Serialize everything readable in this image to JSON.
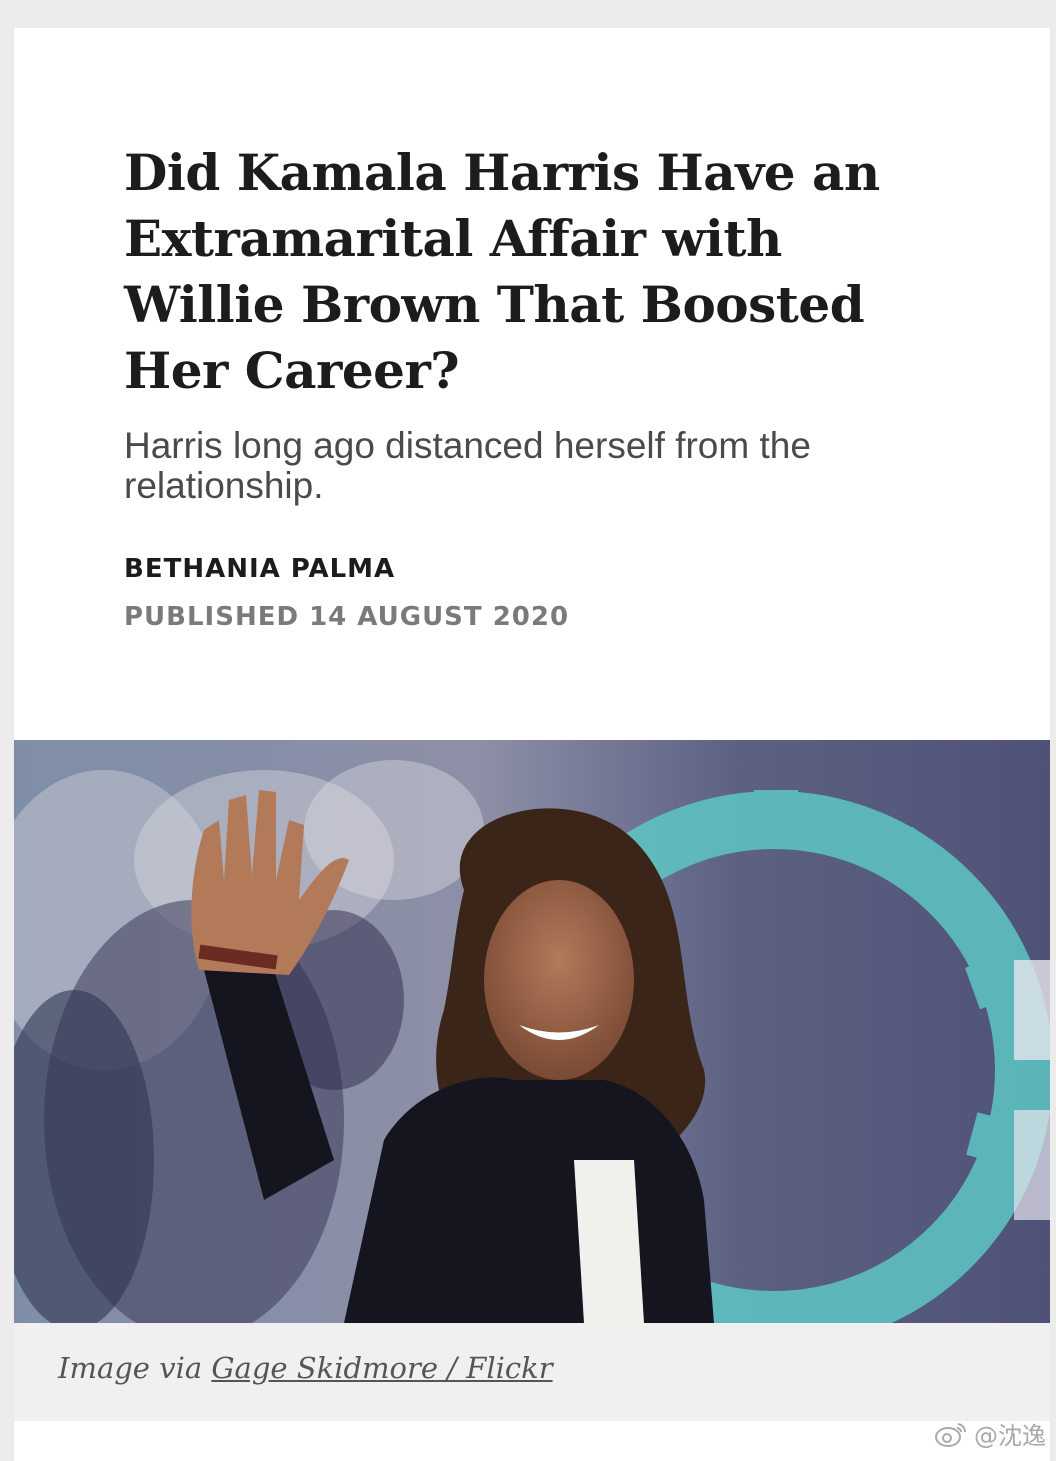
{
  "article": {
    "headline": "Did Kamala Harris Have an Extramarital Affair with Willie Brown That Boosted Her Career?",
    "subheadline": "Harris long ago distanced herself from the relationship.",
    "author": "BETHANIA PALMA",
    "published_label": "PUBLISHED",
    "published_date": "14 AUGUST 2020"
  },
  "image": {
    "caption_prefix": "Image via",
    "caption_link": "Gage Skidmore / Flickr"
  },
  "watermark": {
    "handle": "@沈逸",
    "icon": "weibo-logo-icon"
  },
  "colors": {
    "page_bg": "#ececec",
    "card_bg": "#ffffff",
    "headline": "#1c1c1c",
    "muted": "#7a7a7a",
    "caption_bg": "#f0f0f0"
  }
}
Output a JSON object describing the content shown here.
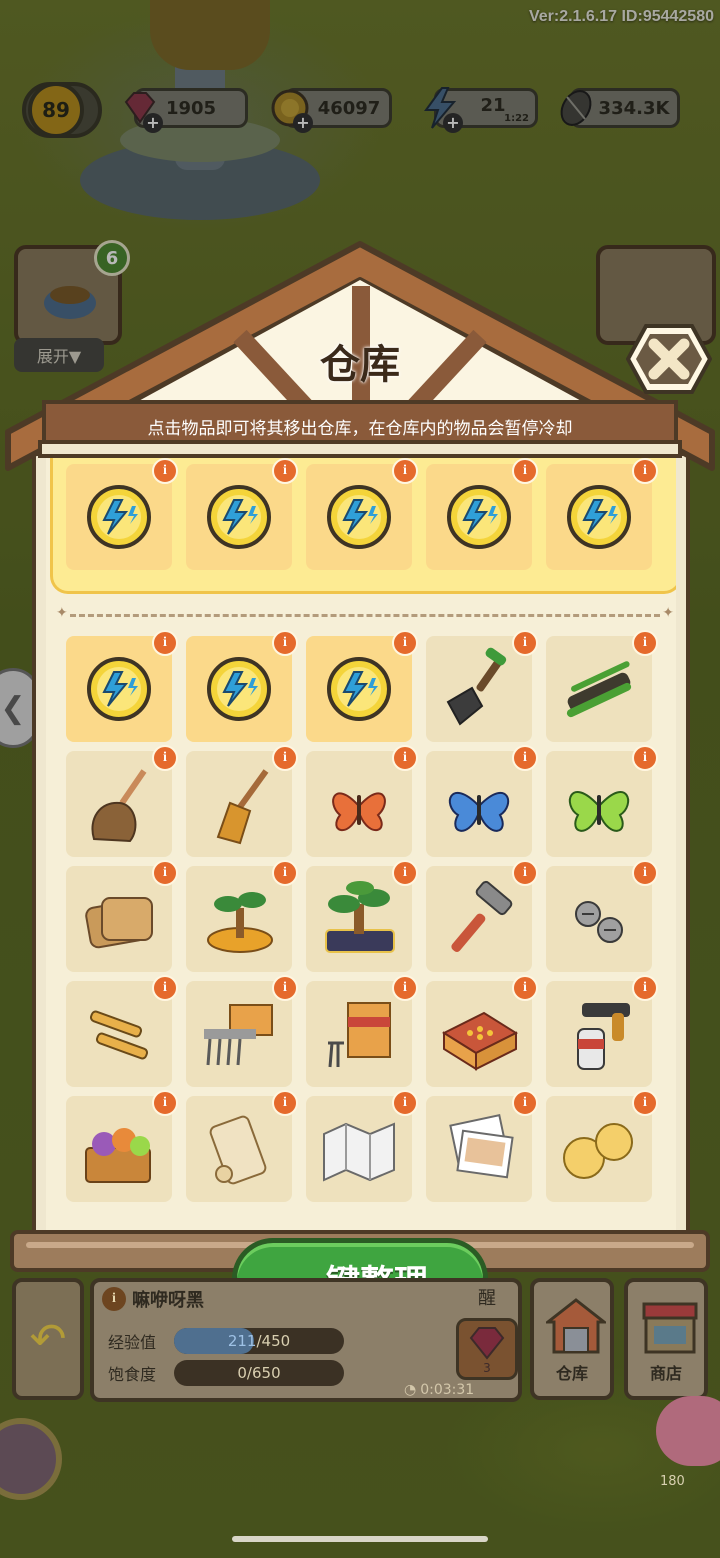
{
  "status": {
    "version_text": "Ver:2.1.6.17 ID:95442580"
  },
  "top_bar": {
    "level": "89",
    "gems": "1905",
    "coins": "46097",
    "energy": "21",
    "energy_timer": "1:22",
    "seeds": "334.3K"
  },
  "background": {
    "card_badge": "6",
    "expand_label": "展开▼"
  },
  "warehouse": {
    "title": "仓库",
    "hint": "点击物品即可将其移出仓库，在仓库内的物品会暂停冷却",
    "info_glyph": "i",
    "sort_button_label": "一键整理",
    "cooling_items": [
      "energy-coin",
      "energy-coin",
      "energy-coin",
      "energy-coin",
      "energy-coin"
    ],
    "stored_items": [
      [
        "energy-coin",
        "energy-coin",
        "energy-coin",
        "shovel",
        "sled"
      ],
      [
        "feather-duster",
        "broom",
        "orange-butterfly",
        "blue-butterfly",
        "green-butterfly"
      ],
      [
        "burlap-sacks",
        "small-bonsai",
        "large-bonsai",
        "hammer",
        "screws"
      ],
      [
        "syringes",
        "nail-pack",
        "tool-box",
        "bullet-box",
        "spray-gun"
      ],
      [
        "yarn-basket",
        "scroll",
        "folded-map",
        "photos",
        "gold-orbs"
      ]
    ]
  },
  "bottom_hud": {
    "pet_name": "嘛咿呀黑",
    "pet_name_suffix": "醒",
    "exp_label": "经验值",
    "exp_current": "211",
    "exp_max": "/450",
    "exp_fraction": 0.469,
    "hunger_label": "饱食度",
    "hunger_current": "0",
    "hunger_max": "/650",
    "hunger_fraction": 0.0,
    "gem_count": "3",
    "timer": "0:03:31",
    "warehouse_label": "仓库",
    "shop_label": "商店",
    "side_value": "180"
  },
  "colors": {
    "accent_green": "#3fa540",
    "info_badge": "#e56a2c",
    "wood": "#8a5a3a",
    "panel": "#f6efd7"
  }
}
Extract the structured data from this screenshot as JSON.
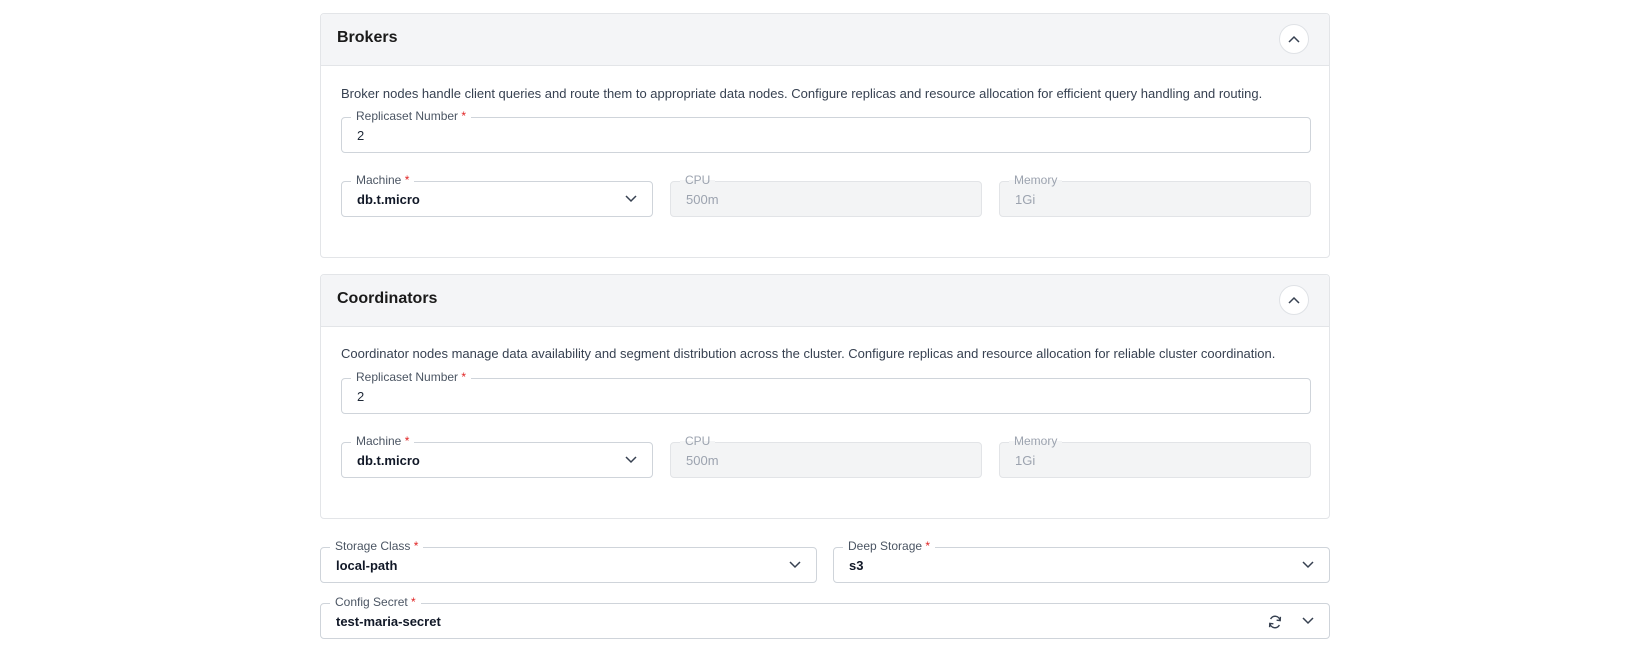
{
  "brokers": {
    "title": "Brokers",
    "description": "Broker nodes handle client queries and route them to appropriate data nodes. Configure replicas and resource allocation for efficient query handling and routing.",
    "replicas": {
      "label": "Replicaset Number",
      "required": "*",
      "value": "2"
    },
    "machine": {
      "label": "Machine",
      "required": "*",
      "value": "db.t.micro"
    },
    "cpu": {
      "label": "CPU",
      "value": "500m"
    },
    "memory": {
      "label": "Memory",
      "value": "1Gi"
    }
  },
  "coordinators": {
    "title": "Coordinators",
    "description": "Coordinator nodes manage data availability and segment distribution across the cluster. Configure replicas and resource allocation for reliable cluster coordination.",
    "replicas": {
      "label": "Replicaset Number",
      "required": "*",
      "value": "2"
    },
    "machine": {
      "label": "Machine",
      "required": "*",
      "value": "db.t.micro"
    },
    "cpu": {
      "label": "CPU",
      "value": "500m"
    },
    "memory": {
      "label": "Memory",
      "value": "1Gi"
    }
  },
  "storage_class": {
    "label": "Storage Class",
    "required": "*",
    "value": "local-path"
  },
  "deep_storage": {
    "label": "Deep Storage",
    "required": "*",
    "value": "s3"
  },
  "config_secret": {
    "label": "Config Secret",
    "required": "*",
    "value": "test-maria-secret"
  },
  "icons": {
    "collapse": "chevron-up-icon",
    "dropdown": "chevron-down-icon",
    "refresh": "refresh-icon"
  },
  "colors": {
    "required": "#e02424",
    "header_bg": "#f4f5f7",
    "border": "#cfd4da"
  }
}
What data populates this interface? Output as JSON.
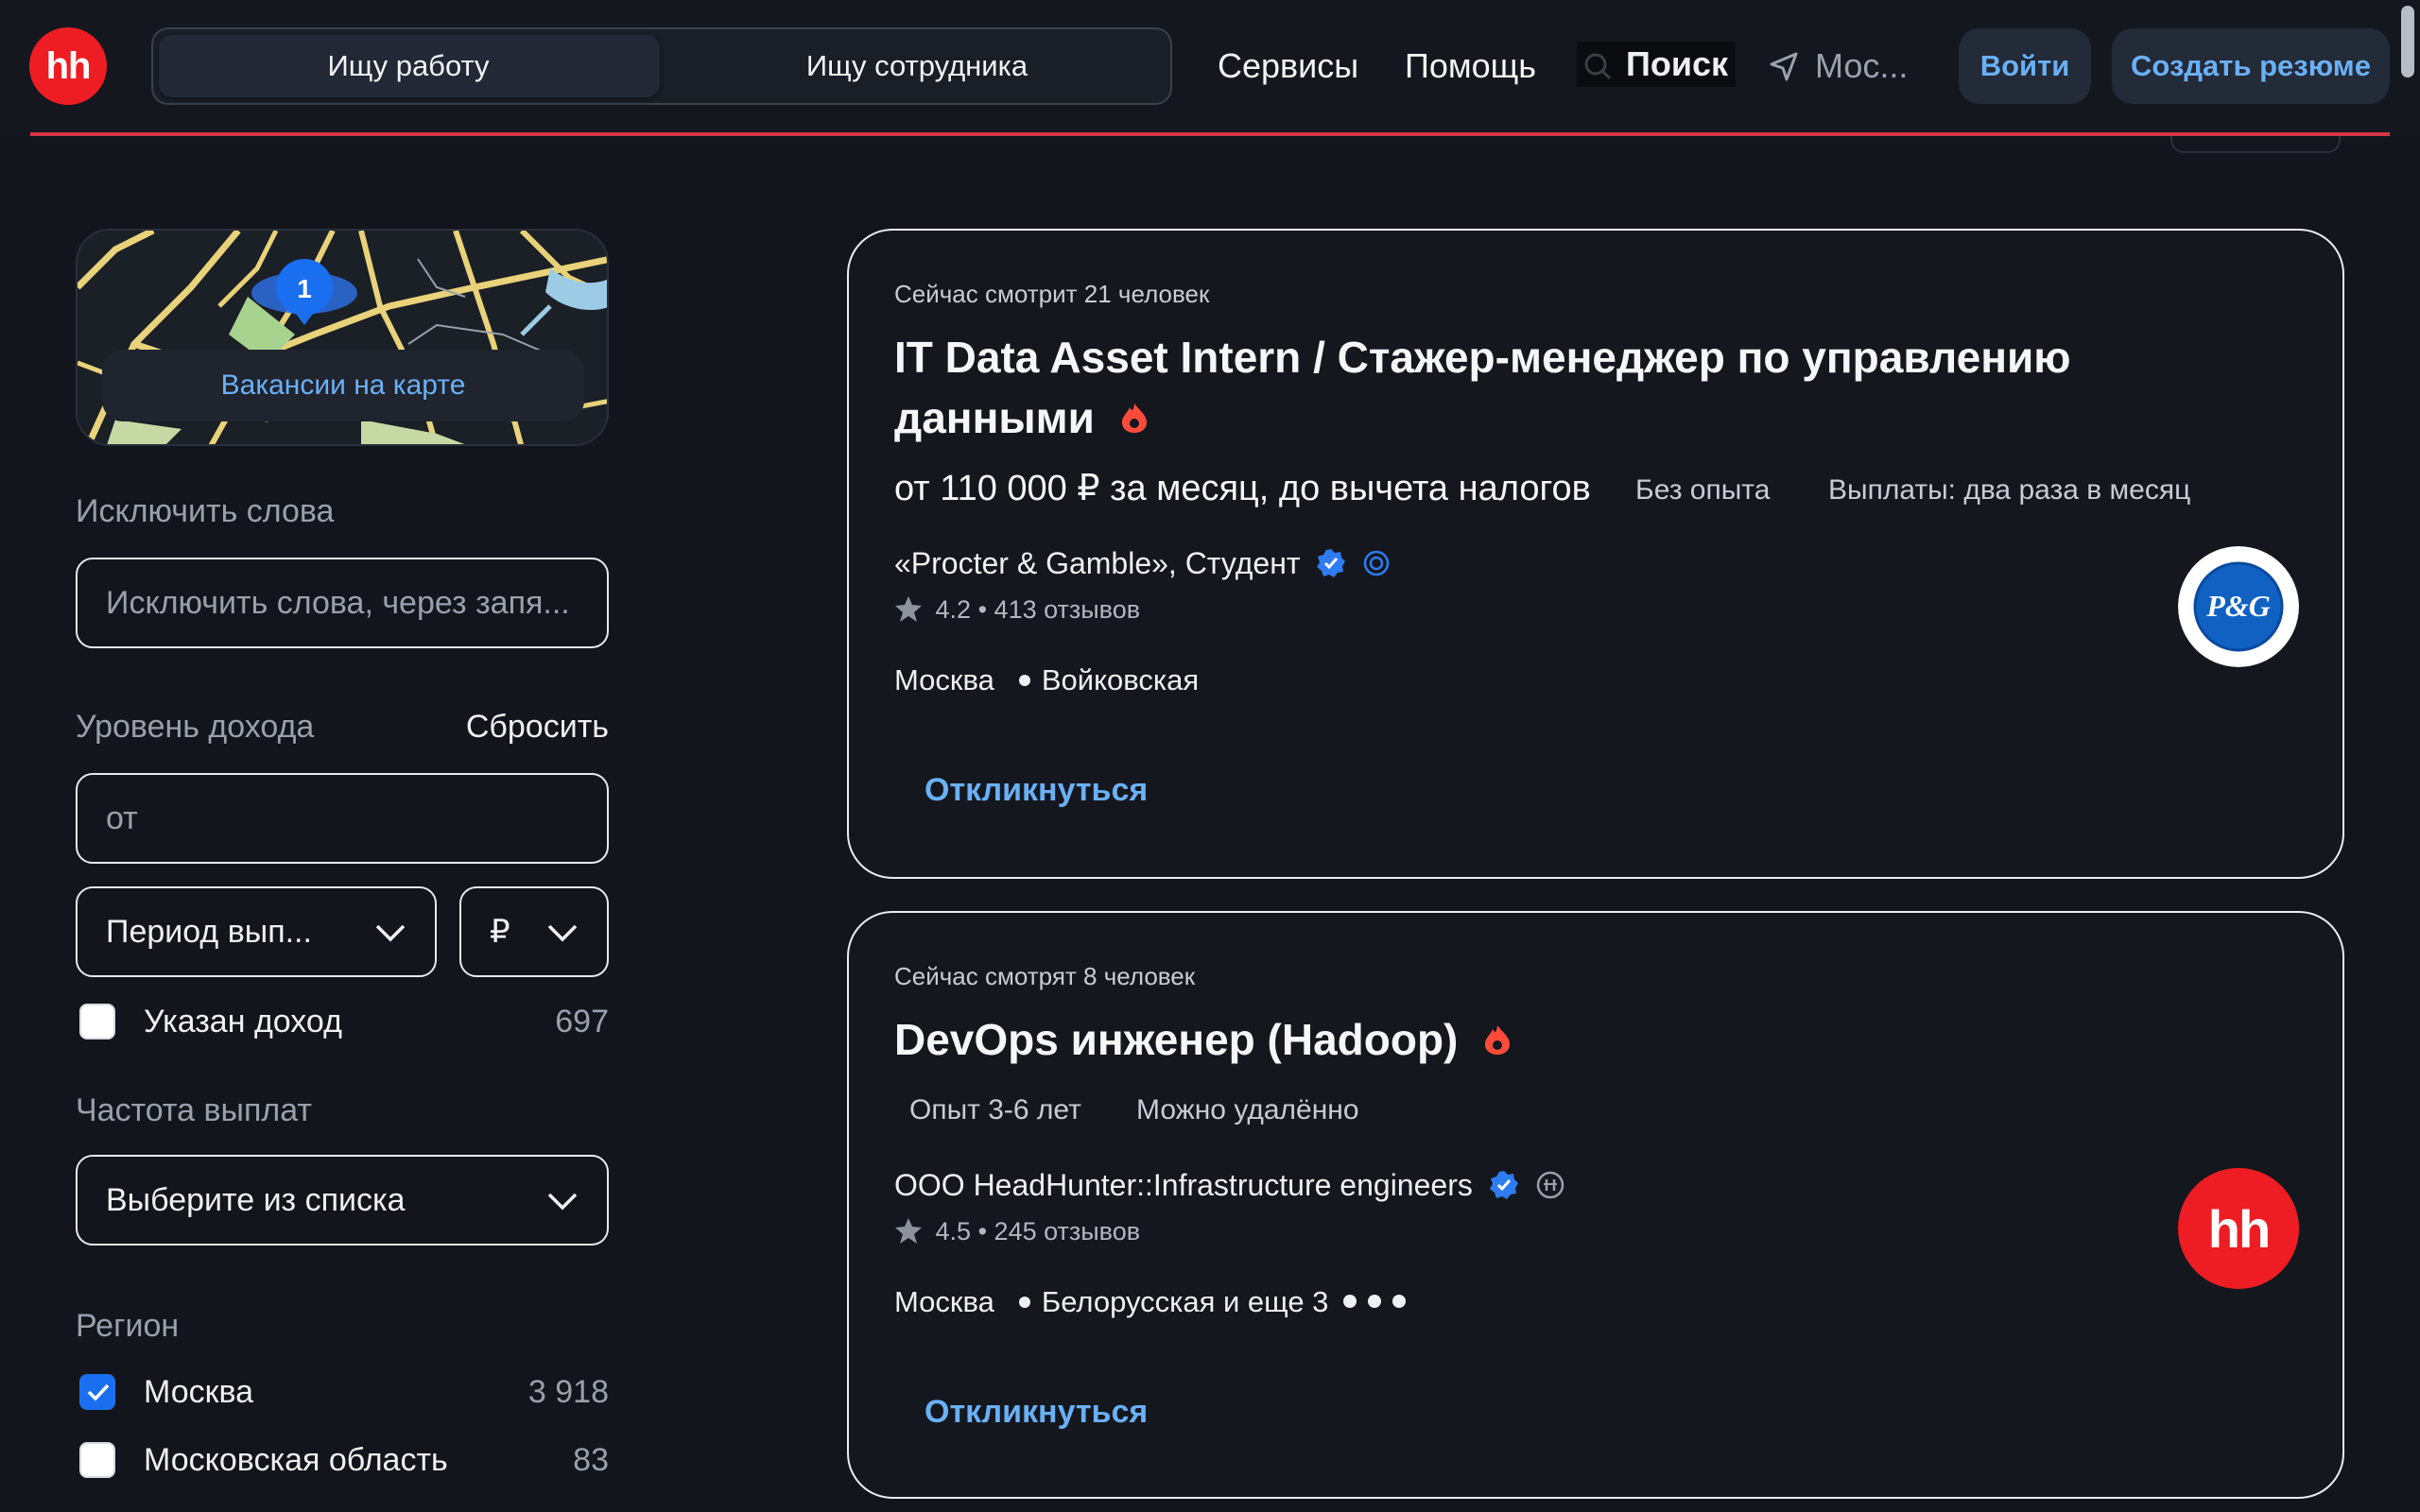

^^^^^^^^

● Problem details
Repeat all the records above exactly, leaving out any pictures.

● Reply to the exercise
Serialize everything readable in this image to JSON.
{
  "article": {
    "headline": "Did Kamala Harris Have an Extramarital Affair with Willie Brown That Boosted Her Career?",
    "subheadline": "Harris long ago distanced herself from the relationship.",
    "author": "BETHANIA PALMA",
    "published_label": "PUBLISHED",
    "published_date": "14 AUGUST 2020"
  },
  "image": {
    "caption_prefix": "Image via",
    "caption_link": "Gage Skidmore / Flickr"
  },
  "watermark": {
    "handle": "@沈逸",
    "icon": "weibo-logo-icon"
  },
  "colors": {
    "page_bg": "#ececec",
    "card_bg": "#ffffff",
    "headline": "#1c1c1c",
    "muted": "#7a7a7a",
    "caption_bg": "#f0f0f0"
  }
}
Output a JSON object describing the content shown here.
{
  "status": {
    "version_text": "Ver:2.1.6.17 ID:95442580"
  },
  "top_bar": {
    "level": "89",
    "gems": "1905",
    "coins": "46097",
    "energy": "21",
    "energy_timer": "1:22",
    "seeds": "334.3K"
  },
  "background": {
    "card_badge": "6",
    "expand_label": "展开▼"
  },
  "warehouse": {
    "title": "仓库",
    "hint": "点击物品即可将其移出仓库，在仓库内的物品会暂停冷却",
    "info_glyph": "i",
    "sort_button_label": "一键整理",
    "cooling_items": [
      "energy-coin",
      "energy-coin",
      "energy-coin",
      "energy-coin",
      "energy-coin"
    ],
    "stored_items": [
      [
        "energy-coin",
        "energy-coin",
        "energy-coin",
        "shovel",
        "sled"
      ],
      [
        "feather-duster",
        "broom",
        "orange-butterfly",
        "blue-butterfly",
        "green-butterfly"
      ],
      [
        "burlap-sacks",
        "small-bonsai",
        "large-bonsai",
        "hammer",
        "screws"
      ],
      [
        "syringes",
        "nail-pack",
        "tool-box",
        "bullet-box",
        "spray-gun"
      ],
      [
        "yarn-basket",
        "scroll",
        "folded-map",
        "photos",
        "gold-orbs"
      ]
    ]
  },
  "bottom_hud": {
    "pet_name": "嘛咿呀黑",
    "pet_name_suffix": "醒",
    "exp_label": "经验值",
    "exp_current": "211",
    "exp_max": "/450",
    "exp_fraction": 0.469,
    "hunger_label": "饱食度",
    "hunger_current": "0",
    "hunger_max": "/650",
    "hunger_fraction": 0.0,
    "gem_count": "3",
    "timer": "0:03:31",
    "warehouse_label": "仓库",
    "shop_label": "商店",
    "side_value": "180"
  },
  "colors": {
    "accent_green": "#3fa540",
    "info_badge": "#e56a2c",
    "wood": "#8a5a3a",
    "panel": "#f6efd7"
  }
}
Extract the structured data from this screenshot as JSON.
{
  "brokers": {
    "title": "Brokers",
    "description": "Broker nodes handle client queries and route them to appropriate data nodes. Configure replicas and resource allocation for efficient query handling and routing.",
    "replicas": {
      "label": "Replicaset Number",
      "required": "*",
      "value": "2"
    },
    "machine": {
      "label": "Machine",
      "required": "*",
      "value": "db.t.micro"
    },
    "cpu": {
      "label": "CPU",
      "value": "500m"
    },
    "memory": {
      "label": "Memory",
      "value": "1Gi"
    }
  },
  "coordinators": {
    "title": "Coordinators",
    "description": "Coordinator nodes manage data availability and segment distribution across the cluster. Configure replicas and resource allocation for reliable cluster coordination.",
    "replicas": {
      "label": "Replicaset Number",
      "required": "*",
      "value": "2"
    },
    "machine": {
      "label": "Machine",
      "required": "*",
      "value": "db.t.micro"
    },
    "cpu": {
      "label": "CPU",
      "value": "500m"
    },
    "memory": {
      "label": "Memory",
      "value": "1Gi"
    }
  },
  "storage_class": {
    "label": "Storage Class",
    "required": "*",
    "value": "local-path"
  },
  "deep_storage": {
    "label": "Deep Storage",
    "required": "*",
    "value": "s3"
  },
  "config_secret": {
    "label": "Config Secret",
    "required": "*",
    "value": "test-maria-secret"
  },
  "icons": {
    "collapse": "chevron-up-icon",
    "dropdown": "chevron-down-icon",
    "refresh": "refresh-icon"
  },
  "colors": {
    "required": "#e02424",
    "header_bg": "#f4f5f7",
    "border": "#cfd4da"
  }
}
What data populates this interface? Output as JSON.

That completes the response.